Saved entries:
start
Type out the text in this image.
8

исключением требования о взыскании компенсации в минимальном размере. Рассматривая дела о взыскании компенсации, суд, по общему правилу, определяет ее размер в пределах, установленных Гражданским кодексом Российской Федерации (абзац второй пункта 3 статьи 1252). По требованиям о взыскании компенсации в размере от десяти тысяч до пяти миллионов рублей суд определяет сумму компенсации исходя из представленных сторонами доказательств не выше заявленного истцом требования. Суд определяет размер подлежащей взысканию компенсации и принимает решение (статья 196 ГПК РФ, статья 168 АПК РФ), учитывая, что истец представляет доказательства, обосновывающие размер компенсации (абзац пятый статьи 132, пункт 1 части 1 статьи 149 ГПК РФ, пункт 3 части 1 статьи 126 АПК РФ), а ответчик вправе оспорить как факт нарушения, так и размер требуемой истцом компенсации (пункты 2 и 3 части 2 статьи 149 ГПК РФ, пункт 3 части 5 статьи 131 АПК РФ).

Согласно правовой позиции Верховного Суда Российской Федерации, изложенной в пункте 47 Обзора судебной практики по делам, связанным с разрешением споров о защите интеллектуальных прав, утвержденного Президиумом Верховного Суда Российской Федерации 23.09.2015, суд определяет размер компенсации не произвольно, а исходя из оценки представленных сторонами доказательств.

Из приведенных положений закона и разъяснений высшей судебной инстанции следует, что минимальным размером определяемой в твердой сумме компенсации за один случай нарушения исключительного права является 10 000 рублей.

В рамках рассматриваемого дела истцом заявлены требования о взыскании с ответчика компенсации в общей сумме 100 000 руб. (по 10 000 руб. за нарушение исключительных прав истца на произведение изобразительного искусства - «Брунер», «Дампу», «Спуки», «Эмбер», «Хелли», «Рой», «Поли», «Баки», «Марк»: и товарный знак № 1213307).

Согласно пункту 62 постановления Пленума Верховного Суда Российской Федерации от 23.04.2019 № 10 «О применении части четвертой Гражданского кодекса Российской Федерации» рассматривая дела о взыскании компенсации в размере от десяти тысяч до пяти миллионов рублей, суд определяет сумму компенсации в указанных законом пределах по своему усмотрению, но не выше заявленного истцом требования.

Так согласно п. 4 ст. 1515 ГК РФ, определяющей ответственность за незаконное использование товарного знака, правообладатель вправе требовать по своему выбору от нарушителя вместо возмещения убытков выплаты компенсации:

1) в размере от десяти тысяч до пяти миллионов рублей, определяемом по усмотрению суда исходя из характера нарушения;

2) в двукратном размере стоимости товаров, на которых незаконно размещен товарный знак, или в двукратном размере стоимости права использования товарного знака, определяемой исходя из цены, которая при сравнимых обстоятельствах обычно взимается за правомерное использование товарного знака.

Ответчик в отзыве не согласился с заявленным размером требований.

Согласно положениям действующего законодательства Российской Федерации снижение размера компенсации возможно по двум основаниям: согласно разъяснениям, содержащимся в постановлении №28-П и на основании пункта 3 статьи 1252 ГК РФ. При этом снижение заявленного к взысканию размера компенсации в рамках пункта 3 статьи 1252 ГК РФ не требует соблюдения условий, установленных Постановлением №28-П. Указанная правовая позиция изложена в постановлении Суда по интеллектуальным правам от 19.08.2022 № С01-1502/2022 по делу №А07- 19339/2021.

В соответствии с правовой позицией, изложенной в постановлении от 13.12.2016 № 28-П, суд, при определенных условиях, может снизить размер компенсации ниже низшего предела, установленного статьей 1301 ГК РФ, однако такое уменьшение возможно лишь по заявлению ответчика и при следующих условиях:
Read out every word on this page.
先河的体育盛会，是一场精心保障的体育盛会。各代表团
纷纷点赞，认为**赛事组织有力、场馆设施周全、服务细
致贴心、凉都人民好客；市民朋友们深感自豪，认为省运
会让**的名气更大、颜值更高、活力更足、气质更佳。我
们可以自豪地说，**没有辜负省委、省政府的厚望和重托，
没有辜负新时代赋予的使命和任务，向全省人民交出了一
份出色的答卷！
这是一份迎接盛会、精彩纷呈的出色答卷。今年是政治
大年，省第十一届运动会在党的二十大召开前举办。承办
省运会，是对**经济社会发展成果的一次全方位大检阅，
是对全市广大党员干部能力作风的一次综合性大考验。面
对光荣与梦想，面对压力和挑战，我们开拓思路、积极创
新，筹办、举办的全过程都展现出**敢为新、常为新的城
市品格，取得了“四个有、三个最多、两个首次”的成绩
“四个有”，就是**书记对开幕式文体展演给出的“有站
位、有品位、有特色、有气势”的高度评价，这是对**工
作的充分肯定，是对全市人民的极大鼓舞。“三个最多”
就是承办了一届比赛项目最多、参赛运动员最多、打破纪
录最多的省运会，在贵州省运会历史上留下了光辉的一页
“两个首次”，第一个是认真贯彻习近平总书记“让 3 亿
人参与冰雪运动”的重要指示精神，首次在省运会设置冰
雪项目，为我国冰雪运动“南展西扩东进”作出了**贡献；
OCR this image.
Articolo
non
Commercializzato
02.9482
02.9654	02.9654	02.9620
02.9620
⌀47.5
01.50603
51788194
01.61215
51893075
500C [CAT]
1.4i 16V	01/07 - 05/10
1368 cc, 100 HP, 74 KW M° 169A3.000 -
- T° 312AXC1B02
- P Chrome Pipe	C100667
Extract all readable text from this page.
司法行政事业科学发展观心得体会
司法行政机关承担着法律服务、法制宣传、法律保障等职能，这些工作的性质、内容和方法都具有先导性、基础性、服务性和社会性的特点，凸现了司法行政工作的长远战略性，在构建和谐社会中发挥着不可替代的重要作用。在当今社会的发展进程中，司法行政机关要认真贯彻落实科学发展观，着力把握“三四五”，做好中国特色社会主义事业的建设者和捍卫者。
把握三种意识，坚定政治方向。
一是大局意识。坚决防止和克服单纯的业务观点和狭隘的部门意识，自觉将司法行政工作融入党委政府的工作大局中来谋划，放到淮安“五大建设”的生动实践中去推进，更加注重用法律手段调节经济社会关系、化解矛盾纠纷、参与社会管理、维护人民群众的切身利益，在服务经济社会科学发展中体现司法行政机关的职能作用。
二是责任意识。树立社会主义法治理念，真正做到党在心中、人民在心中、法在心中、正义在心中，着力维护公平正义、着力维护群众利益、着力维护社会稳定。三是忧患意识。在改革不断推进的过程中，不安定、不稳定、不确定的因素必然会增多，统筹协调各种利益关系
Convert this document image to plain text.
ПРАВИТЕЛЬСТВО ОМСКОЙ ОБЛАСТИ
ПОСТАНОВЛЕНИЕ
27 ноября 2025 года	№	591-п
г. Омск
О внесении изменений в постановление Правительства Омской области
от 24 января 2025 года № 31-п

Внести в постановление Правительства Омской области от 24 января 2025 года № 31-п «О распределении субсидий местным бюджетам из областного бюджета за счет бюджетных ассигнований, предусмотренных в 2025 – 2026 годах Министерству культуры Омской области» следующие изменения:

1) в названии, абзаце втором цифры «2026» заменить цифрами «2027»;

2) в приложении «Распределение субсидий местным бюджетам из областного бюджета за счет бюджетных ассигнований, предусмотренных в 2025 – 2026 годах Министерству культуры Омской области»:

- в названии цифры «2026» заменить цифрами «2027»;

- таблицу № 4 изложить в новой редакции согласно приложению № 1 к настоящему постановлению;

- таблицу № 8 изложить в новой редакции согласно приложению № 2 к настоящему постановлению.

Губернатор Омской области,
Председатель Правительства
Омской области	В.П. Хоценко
end
Write out every line of the preceding listing that contains "бюджетных".

# Complete output
Внести в постановление Правительства Омской области от 24 января 2025 года № 31-п «О распределении субсидий местным бюджетам из областного бюджета за счет бюджетных ассигнований, предусмотренных в 2025 – 2026 годах Министерству культуры Омской области» следующие изменения:
2) в приложении «Распределение субсидий местным бюджетам из областного бюджета за счет бюджетных ассигнований, предусмотренных в 2025 – 2026 годах Министерству культуры Омской области»:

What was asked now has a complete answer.